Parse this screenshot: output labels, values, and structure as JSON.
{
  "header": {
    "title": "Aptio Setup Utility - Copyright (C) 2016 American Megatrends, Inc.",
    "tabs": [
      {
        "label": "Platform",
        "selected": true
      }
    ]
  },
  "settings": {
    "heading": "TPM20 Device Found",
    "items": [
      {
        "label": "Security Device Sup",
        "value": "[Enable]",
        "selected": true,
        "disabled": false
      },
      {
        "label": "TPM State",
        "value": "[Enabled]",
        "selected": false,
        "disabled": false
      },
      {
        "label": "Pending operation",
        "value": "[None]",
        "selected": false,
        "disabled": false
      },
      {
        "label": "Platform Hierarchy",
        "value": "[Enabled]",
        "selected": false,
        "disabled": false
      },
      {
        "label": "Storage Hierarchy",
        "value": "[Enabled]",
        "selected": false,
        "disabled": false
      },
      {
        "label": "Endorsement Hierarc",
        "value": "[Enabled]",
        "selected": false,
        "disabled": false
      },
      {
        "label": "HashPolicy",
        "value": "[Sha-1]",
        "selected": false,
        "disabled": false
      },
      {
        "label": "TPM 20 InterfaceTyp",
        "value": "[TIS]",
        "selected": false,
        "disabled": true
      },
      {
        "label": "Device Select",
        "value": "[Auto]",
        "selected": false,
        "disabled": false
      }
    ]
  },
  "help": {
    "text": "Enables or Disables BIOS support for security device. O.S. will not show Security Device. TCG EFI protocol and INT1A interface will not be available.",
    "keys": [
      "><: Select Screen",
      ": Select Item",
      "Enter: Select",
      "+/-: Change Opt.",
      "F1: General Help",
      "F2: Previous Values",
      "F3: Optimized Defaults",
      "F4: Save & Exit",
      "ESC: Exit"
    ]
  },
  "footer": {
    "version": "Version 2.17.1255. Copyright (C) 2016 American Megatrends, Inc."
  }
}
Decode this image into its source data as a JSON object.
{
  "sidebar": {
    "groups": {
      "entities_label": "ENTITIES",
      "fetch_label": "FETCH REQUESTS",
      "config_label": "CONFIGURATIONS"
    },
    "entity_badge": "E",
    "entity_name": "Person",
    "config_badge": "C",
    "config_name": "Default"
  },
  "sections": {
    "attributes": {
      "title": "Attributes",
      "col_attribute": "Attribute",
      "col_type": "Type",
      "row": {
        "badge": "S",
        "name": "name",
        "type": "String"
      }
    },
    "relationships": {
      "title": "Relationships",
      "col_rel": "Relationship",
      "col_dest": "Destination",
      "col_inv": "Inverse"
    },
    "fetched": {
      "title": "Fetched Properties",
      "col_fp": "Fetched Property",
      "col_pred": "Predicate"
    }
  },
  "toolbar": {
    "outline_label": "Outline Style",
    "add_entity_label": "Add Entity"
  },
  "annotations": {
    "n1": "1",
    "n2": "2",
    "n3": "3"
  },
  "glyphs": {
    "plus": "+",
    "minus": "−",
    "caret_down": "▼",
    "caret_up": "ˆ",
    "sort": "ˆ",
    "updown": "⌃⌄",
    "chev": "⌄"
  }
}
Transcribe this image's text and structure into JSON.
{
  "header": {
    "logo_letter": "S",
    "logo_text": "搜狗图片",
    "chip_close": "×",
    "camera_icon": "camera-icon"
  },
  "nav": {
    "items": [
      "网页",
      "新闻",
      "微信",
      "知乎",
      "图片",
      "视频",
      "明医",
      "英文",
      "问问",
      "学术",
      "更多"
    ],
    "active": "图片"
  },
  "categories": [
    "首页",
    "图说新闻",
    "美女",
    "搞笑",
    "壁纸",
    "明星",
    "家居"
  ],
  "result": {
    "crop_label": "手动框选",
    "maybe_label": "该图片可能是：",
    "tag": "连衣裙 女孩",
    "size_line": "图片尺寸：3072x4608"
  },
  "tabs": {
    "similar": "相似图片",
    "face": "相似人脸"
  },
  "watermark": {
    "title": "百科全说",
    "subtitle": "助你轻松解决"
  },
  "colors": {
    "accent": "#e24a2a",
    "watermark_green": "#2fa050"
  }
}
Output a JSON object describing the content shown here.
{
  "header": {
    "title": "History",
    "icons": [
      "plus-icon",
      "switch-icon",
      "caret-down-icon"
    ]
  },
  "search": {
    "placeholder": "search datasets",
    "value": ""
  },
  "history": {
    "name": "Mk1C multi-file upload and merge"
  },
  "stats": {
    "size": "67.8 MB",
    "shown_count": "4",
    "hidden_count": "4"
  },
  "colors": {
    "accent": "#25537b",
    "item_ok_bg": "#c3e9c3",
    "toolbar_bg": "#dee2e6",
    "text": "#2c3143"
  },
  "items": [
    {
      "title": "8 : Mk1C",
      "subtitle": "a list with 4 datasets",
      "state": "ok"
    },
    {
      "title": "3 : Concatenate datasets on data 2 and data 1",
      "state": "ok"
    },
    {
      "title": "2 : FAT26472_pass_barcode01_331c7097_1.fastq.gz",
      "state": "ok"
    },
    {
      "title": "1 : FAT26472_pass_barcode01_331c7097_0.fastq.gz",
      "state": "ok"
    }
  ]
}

◆ ◆ ◆

** Aim of the task **
Pick out each line in the material containing "image".

** The completed task **
Decode this image into its source data as a JSON object.
Transcribe this image's text and structure into JSON.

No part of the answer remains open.